[TASK DATA]
_ _ _ _ _ _ _
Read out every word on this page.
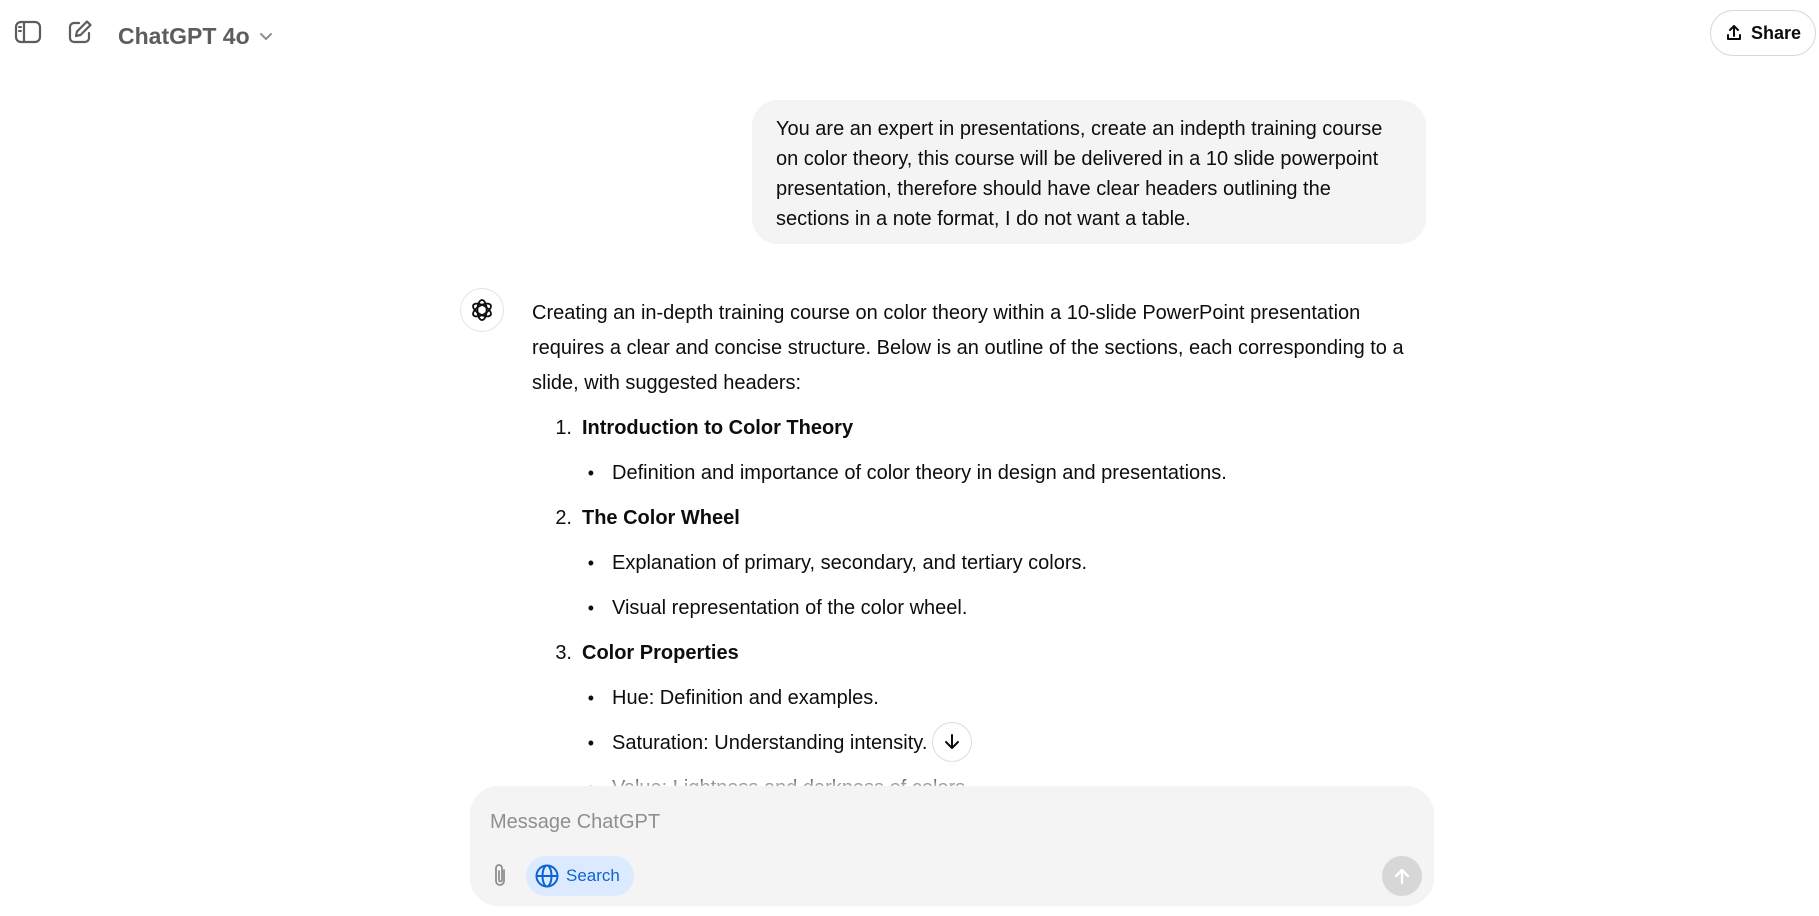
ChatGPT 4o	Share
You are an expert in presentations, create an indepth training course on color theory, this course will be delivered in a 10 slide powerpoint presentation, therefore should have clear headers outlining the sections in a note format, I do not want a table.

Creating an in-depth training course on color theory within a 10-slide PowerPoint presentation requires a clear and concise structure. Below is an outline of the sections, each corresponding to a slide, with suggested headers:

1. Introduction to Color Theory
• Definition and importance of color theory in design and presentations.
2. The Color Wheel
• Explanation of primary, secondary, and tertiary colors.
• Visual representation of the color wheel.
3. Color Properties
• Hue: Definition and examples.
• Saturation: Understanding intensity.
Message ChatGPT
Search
_ _ _ _ _ _ _
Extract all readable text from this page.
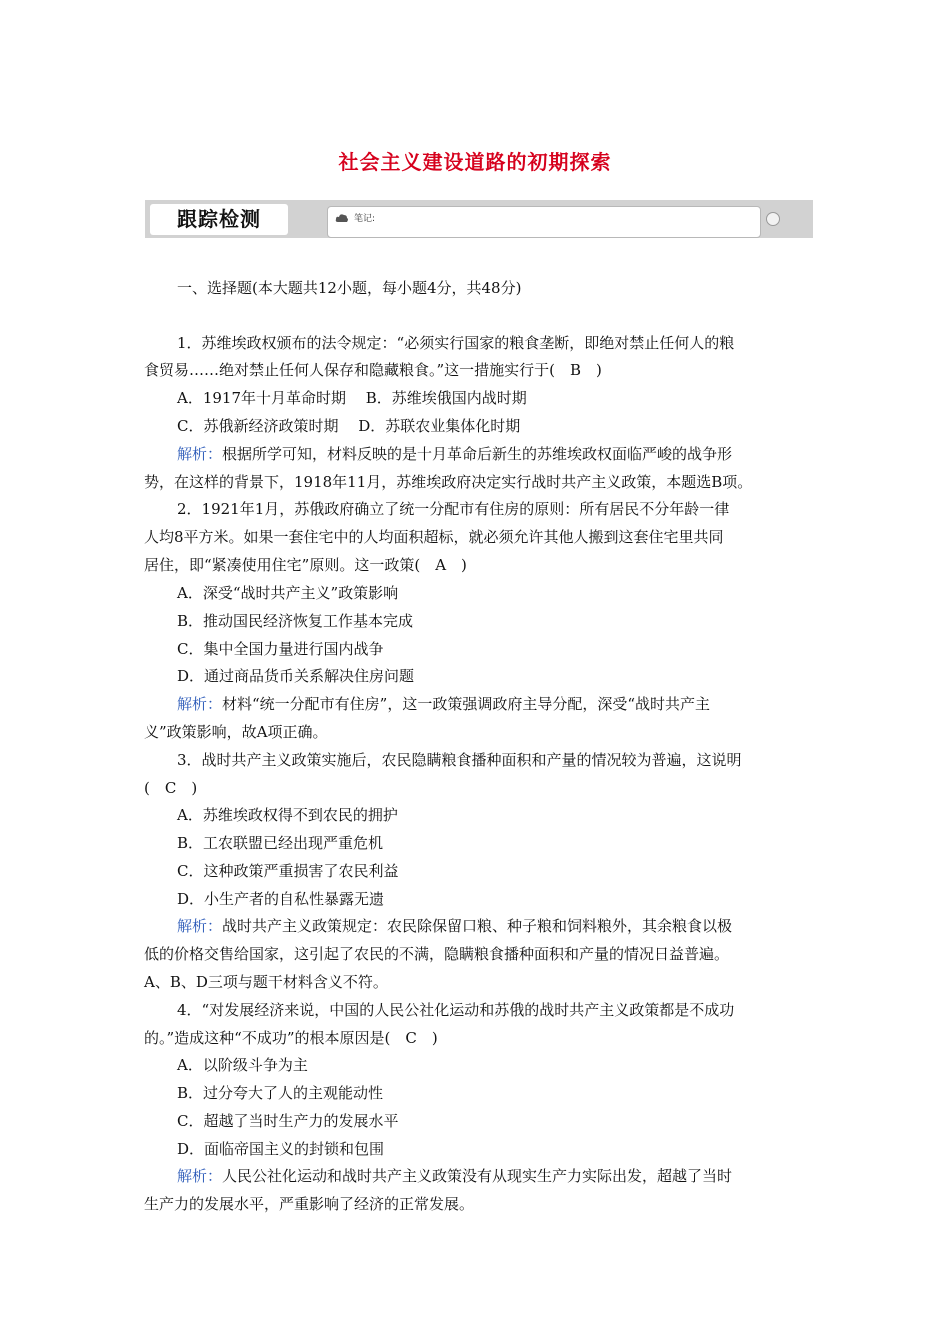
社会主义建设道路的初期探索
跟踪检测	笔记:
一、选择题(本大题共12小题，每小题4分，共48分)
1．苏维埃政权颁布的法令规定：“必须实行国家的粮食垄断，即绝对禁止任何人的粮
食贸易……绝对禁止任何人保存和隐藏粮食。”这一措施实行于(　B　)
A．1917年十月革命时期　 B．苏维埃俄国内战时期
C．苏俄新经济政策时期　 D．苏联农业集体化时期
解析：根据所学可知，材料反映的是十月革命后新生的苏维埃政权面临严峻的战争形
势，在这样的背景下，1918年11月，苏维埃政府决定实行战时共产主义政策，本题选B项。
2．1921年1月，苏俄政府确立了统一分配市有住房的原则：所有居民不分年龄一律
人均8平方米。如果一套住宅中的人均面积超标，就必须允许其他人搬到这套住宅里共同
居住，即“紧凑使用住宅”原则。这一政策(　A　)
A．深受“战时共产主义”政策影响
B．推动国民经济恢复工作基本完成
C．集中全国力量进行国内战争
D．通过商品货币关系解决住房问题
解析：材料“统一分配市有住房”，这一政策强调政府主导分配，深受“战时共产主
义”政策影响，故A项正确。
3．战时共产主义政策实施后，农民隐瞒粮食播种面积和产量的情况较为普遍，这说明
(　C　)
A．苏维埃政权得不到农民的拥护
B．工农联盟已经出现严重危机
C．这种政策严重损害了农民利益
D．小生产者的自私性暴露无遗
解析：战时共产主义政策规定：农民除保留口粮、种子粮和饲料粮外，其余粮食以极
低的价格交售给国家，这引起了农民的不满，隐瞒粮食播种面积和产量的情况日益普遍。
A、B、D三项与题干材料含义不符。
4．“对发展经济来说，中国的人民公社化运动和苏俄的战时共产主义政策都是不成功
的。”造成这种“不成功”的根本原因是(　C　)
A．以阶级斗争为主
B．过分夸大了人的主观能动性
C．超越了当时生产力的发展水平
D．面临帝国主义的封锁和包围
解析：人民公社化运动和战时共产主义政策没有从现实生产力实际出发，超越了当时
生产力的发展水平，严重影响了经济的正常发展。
_ _ _ _ _ _ _
[GIVEN TASK]
Return the lines of the records that include the string "clear".

[TASK ANSWER]
You are an expert in presentations, create an indepth training course on color theory, this course will be delivered in a 10 slide powerpoint presentation, therefore should have clear headers outlining the sections in a note format, I do not want a table.
Creating an in-depth training course on color theory within a 10-slide PowerPoint presentation requires a clear and concise structure. Below is an outline of the sections, each corresponding to a slide, with suggested headers:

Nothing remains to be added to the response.